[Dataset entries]
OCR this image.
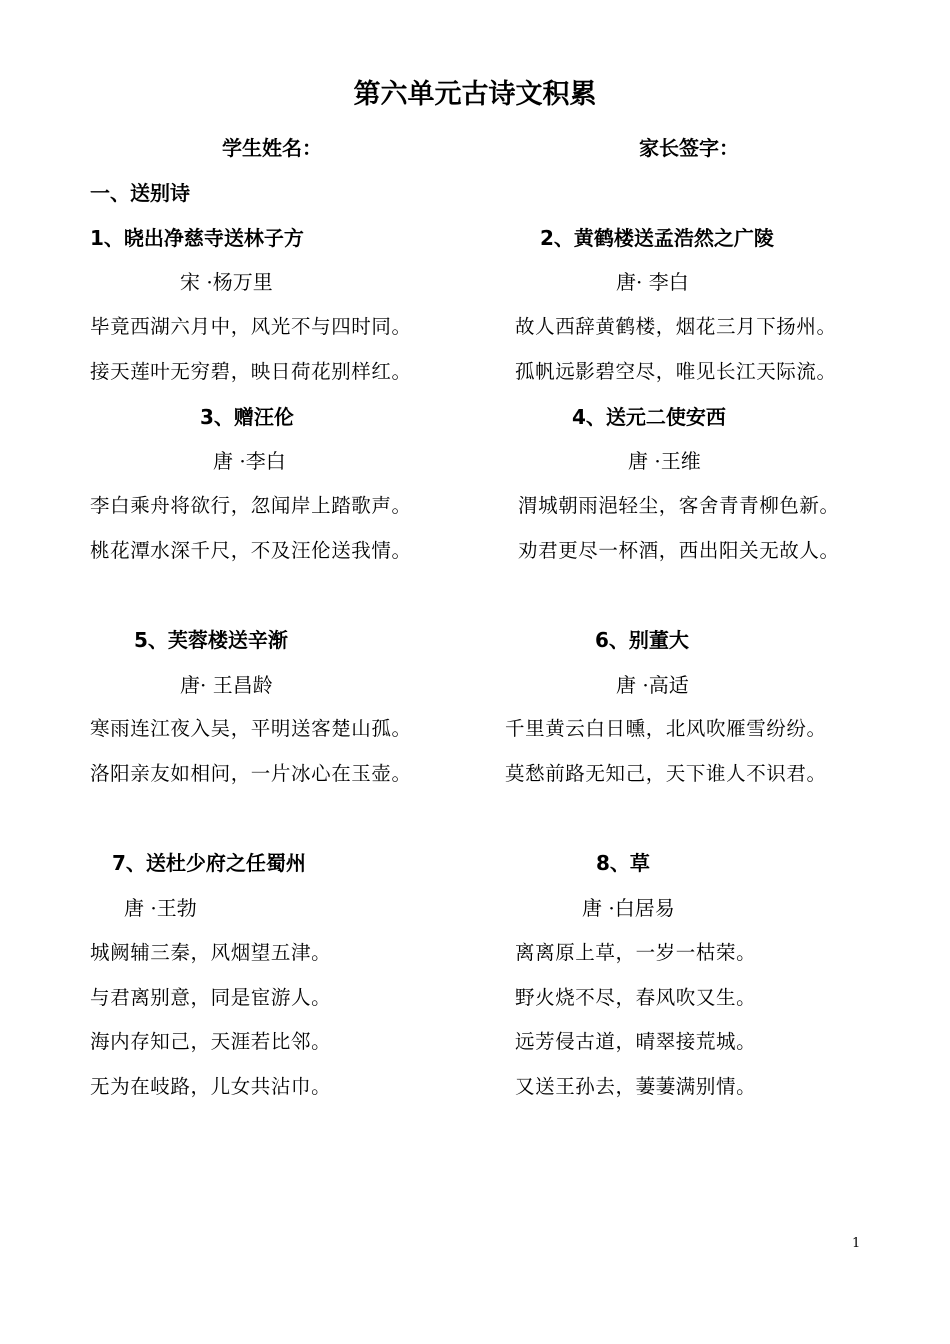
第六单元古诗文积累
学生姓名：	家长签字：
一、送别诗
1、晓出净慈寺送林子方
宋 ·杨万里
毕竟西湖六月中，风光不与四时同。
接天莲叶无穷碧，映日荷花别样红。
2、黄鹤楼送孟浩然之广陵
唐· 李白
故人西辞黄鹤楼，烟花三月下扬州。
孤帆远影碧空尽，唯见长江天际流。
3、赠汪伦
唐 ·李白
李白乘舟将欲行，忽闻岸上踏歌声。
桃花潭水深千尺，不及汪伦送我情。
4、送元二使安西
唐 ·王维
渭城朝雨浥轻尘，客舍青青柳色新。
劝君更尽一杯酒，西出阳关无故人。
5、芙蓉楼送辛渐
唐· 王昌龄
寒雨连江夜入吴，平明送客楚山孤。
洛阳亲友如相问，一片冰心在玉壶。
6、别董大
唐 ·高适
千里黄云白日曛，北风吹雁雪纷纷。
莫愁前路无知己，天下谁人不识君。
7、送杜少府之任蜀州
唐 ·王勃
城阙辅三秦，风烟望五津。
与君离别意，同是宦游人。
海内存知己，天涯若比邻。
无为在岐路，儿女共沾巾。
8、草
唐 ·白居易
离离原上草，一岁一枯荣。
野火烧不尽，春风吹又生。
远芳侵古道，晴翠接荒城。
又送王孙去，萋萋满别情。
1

**Task objective**. Copy out the whole listing exactly, and don't carry over any pictures.

**Correct answer**.
OCR this image.
第六单元古诗文积累
学生姓名：	家长签字：
一、送别诗
1、晓出净慈寺送林子方
宋 ·杨万里
毕竟西湖六月中，风光不与四时同。
接天莲叶无穷碧，映日荷花别样红。
2、黄鹤楼送孟浩然之广陵
唐· 李白
故人西辞黄鹤楼，烟花三月下扬州。
孤帆远影碧空尽，唯见长江天际流。
3、赠汪伦
唐 ·李白
李白乘舟将欲行，忽闻岸上踏歌声。
桃花潭水深千尺，不及汪伦送我情。
4、送元二使安西
唐 ·王维
渭城朝雨浥轻尘，客舍青青柳色新。
劝君更尽一杯酒，西出阳关无故人。
5、芙蓉楼送辛渐
唐· 王昌龄
寒雨连江夜入吴，平明送客楚山孤。
洛阳亲友如相问，一片冰心在玉壶。
6、别董大
唐 ·高适
千里黄云白日曛，北风吹雁雪纷纷。
莫愁前路无知己，天下谁人不识君。
7、送杜少府之任蜀州
唐 ·王勃
城阙辅三秦，风烟望五津。
与君离别意，同是宦游人。
海内存知己，天涯若比邻。
无为在岐路，儿女共沾巾。
8、草
唐 ·白居易
离离原上草，一岁一枯荣。
野火烧不尽，春风吹又生。
远芳侵古道，晴翠接荒城。
又送王孙去，萋萋满别情。
1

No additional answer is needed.